** START OF Given data **

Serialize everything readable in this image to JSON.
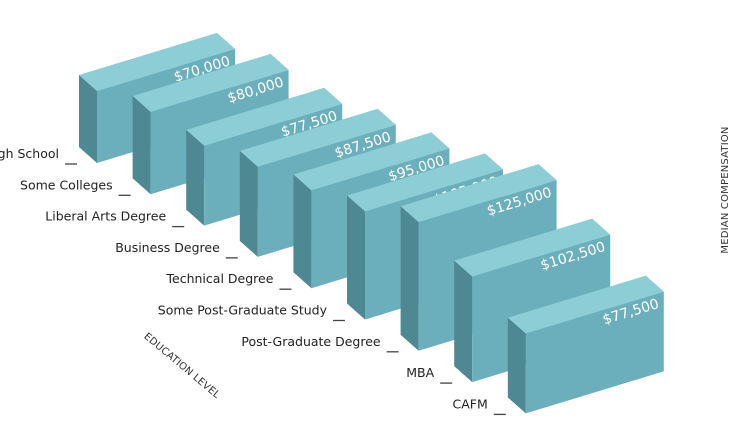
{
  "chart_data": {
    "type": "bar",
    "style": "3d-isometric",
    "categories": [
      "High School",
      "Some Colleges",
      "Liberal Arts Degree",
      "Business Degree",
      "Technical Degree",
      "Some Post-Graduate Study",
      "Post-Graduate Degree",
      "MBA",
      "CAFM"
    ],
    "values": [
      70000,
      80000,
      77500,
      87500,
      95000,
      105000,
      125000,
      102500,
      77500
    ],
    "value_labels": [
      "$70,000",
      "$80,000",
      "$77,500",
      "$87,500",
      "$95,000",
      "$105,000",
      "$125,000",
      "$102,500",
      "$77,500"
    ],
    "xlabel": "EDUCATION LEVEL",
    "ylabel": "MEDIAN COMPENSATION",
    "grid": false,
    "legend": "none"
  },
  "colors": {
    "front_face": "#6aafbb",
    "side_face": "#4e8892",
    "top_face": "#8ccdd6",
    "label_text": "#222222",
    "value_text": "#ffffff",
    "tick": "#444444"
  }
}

** END OF Given data **
** START OF Given data **

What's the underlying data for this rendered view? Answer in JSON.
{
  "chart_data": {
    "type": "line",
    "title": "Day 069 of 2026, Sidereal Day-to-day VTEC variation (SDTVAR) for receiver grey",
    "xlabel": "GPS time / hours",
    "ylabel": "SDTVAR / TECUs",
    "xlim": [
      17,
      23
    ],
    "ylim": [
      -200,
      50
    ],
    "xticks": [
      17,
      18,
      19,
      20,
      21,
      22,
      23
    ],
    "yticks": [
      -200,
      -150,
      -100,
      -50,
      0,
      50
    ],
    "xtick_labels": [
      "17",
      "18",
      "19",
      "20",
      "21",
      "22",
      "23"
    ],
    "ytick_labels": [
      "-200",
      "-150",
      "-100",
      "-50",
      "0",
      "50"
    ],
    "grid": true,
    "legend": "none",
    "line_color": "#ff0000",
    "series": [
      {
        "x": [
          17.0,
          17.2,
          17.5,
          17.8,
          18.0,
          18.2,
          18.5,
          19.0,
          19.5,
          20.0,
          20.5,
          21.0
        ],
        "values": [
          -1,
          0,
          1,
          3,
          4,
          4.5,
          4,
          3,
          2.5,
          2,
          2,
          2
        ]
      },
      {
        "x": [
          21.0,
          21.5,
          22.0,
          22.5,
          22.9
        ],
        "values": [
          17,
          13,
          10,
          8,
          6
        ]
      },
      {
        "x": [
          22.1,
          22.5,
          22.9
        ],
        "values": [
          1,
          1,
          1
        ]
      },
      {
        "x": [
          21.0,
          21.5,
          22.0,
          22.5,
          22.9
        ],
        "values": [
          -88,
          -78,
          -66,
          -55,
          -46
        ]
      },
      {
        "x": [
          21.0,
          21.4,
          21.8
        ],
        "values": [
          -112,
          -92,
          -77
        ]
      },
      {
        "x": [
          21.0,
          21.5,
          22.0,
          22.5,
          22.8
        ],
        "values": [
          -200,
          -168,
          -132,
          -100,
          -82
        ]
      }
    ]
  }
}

** END OF Given data **

Aim of the task →
Write down every line of the data above that includes the string "Graduate".

Problem solution →
      "Some Post-Graduate Study",
      "Post-Graduate Degree",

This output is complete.